▶ What to do:
In the data below, find each line containing the string "Cueva" and return it.

▶ Data supplied:
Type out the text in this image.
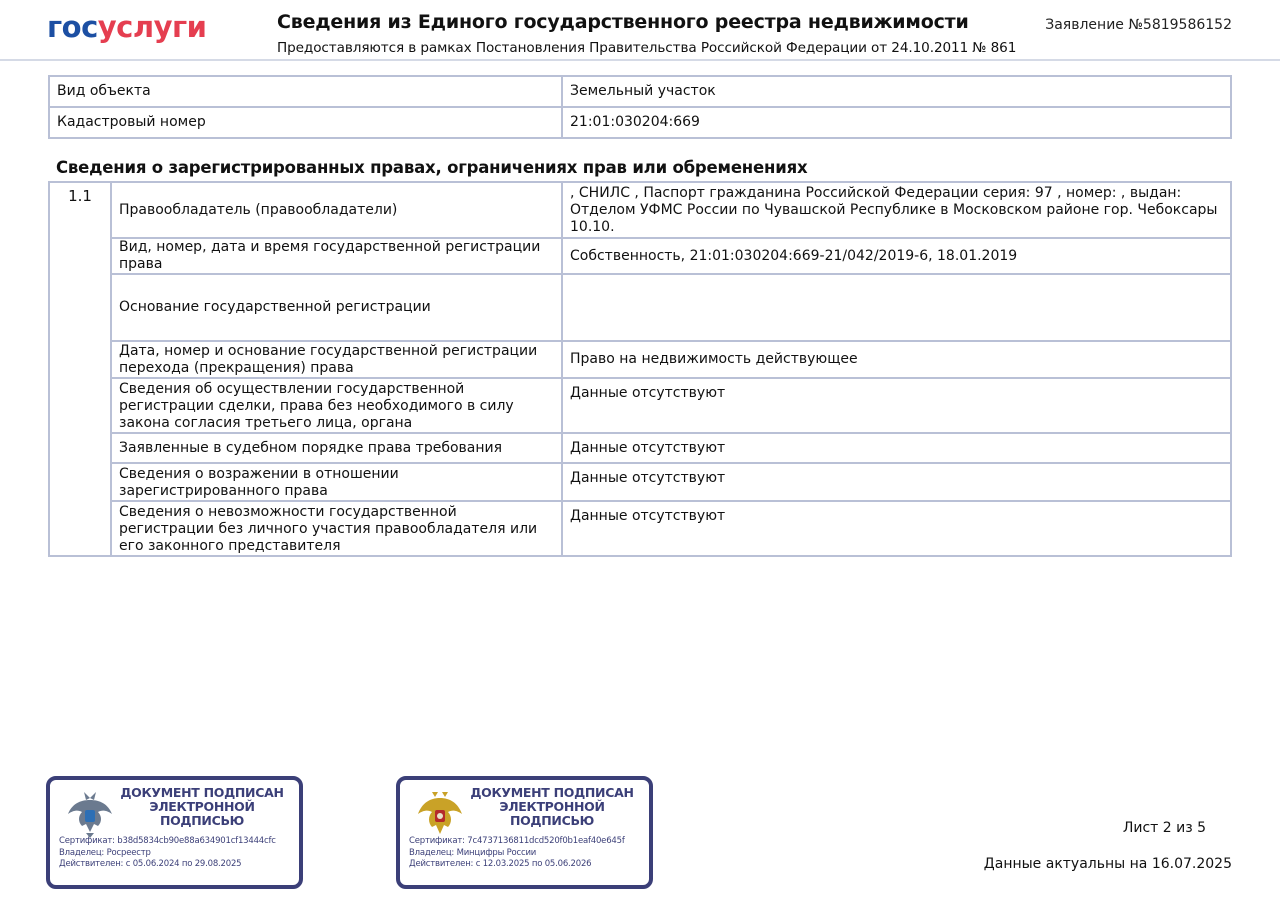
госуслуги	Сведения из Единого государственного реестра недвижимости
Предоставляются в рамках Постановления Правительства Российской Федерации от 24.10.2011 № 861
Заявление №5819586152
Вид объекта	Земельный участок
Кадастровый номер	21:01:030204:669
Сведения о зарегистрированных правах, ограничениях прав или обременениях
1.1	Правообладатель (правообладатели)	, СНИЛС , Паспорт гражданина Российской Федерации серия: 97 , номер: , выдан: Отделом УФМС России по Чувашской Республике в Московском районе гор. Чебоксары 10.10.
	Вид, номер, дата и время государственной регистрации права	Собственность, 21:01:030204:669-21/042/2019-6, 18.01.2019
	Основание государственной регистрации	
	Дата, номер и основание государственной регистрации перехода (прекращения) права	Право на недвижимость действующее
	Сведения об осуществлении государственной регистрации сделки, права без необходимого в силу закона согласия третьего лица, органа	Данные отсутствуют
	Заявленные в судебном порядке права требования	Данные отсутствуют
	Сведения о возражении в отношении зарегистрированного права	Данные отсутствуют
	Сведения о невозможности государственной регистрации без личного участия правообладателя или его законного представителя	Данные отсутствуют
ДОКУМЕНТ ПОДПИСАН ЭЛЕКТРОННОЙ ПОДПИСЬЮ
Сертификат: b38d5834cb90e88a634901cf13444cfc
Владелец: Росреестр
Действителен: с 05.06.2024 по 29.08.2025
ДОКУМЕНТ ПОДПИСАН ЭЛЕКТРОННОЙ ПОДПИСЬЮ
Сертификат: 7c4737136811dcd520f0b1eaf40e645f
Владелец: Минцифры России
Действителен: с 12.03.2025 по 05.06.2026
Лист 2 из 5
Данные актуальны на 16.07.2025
--
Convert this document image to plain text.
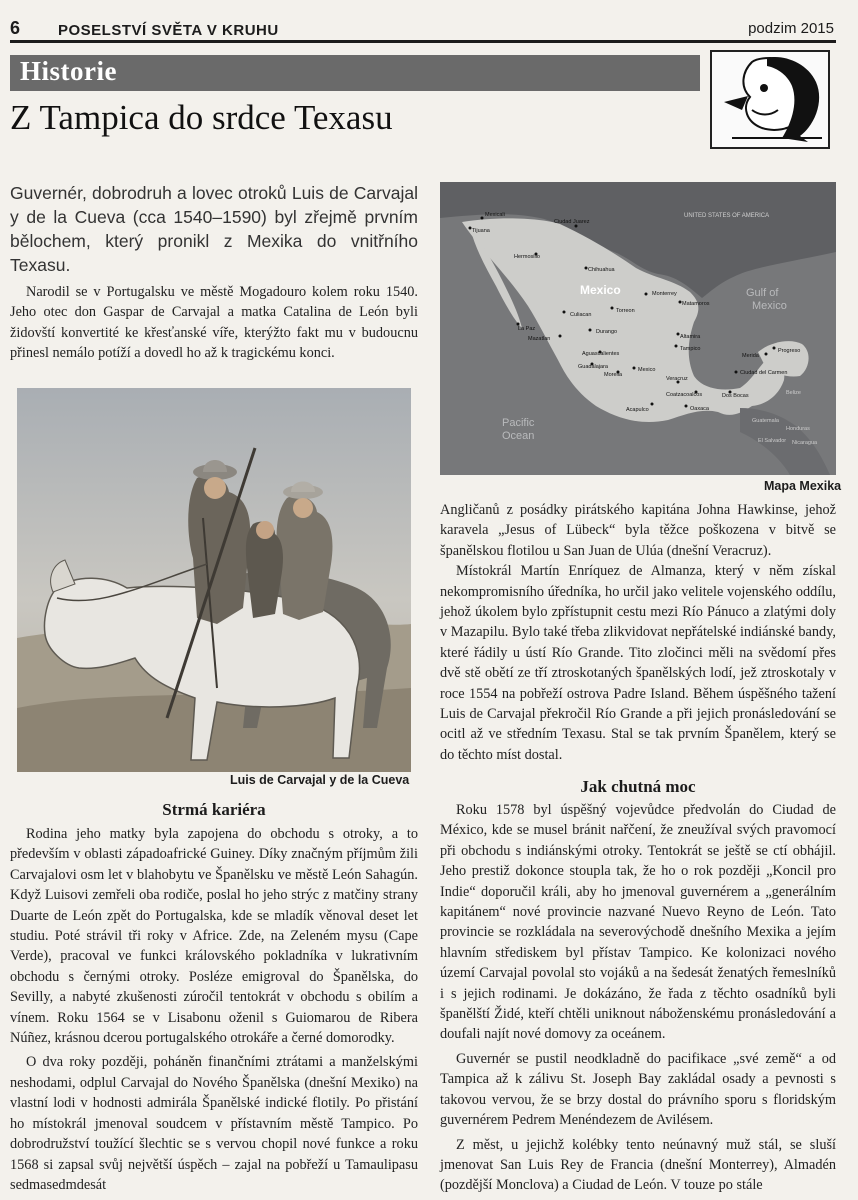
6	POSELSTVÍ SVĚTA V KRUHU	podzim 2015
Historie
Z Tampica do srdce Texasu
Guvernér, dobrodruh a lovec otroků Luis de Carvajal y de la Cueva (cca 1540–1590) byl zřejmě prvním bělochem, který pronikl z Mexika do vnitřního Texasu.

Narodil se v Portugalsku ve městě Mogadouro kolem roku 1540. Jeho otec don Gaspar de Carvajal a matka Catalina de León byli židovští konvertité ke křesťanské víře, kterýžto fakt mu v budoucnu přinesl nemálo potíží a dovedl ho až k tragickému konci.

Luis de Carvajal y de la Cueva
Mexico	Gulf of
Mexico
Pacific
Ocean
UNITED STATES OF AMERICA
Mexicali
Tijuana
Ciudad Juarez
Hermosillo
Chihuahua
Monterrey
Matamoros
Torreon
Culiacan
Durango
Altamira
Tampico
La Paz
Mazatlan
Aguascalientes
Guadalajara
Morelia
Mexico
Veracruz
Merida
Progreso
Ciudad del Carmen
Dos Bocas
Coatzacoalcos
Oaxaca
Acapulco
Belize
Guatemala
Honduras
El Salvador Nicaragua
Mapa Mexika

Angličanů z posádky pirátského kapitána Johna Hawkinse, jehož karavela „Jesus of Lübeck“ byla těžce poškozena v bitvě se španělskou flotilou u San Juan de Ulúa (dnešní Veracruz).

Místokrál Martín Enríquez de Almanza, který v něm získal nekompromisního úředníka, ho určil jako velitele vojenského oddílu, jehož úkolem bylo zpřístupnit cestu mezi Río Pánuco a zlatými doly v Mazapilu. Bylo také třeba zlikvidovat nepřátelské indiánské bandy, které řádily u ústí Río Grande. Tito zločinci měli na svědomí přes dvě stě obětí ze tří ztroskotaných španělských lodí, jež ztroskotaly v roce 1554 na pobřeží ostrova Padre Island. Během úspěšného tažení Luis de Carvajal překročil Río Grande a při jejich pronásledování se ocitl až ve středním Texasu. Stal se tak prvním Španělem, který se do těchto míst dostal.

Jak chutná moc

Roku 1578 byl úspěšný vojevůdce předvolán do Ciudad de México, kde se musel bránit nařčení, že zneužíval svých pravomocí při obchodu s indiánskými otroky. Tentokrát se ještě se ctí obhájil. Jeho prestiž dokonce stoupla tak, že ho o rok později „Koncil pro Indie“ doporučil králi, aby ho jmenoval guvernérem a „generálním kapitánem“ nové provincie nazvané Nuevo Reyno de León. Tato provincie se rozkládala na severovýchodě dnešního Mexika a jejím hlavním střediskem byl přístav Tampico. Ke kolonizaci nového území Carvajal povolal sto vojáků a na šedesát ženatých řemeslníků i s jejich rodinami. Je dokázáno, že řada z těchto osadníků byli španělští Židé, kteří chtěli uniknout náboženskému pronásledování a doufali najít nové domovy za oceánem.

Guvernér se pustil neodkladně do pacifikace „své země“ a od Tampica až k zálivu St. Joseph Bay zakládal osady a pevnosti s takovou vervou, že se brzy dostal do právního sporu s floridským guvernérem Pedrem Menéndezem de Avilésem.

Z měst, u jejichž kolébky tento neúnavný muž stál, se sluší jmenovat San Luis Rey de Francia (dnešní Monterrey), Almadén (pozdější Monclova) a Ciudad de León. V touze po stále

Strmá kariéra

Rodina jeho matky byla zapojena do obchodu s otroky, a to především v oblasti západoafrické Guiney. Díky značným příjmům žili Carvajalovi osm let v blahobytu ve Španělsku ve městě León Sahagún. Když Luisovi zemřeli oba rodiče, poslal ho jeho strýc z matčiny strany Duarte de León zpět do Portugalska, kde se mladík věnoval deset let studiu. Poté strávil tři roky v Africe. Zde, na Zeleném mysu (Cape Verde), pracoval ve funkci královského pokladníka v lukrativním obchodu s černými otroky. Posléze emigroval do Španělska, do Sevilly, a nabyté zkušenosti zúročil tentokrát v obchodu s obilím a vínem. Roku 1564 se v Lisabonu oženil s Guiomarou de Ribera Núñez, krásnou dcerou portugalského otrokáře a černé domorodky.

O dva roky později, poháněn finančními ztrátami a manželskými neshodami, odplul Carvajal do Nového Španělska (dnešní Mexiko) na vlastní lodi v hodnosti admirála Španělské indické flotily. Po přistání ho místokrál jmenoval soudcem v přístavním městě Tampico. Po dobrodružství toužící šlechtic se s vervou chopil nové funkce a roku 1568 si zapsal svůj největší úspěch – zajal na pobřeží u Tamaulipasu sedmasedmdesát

▶ The completed task:
Guvernér, dobrodruh a lovec otroků Luis de Carvajal y de la Cueva (cca 1540–1590) byl zřejmě prvním bělochem, který pronikl z Mexika do vnitřního Texasu.
Luis de Carvajal y de la Cueva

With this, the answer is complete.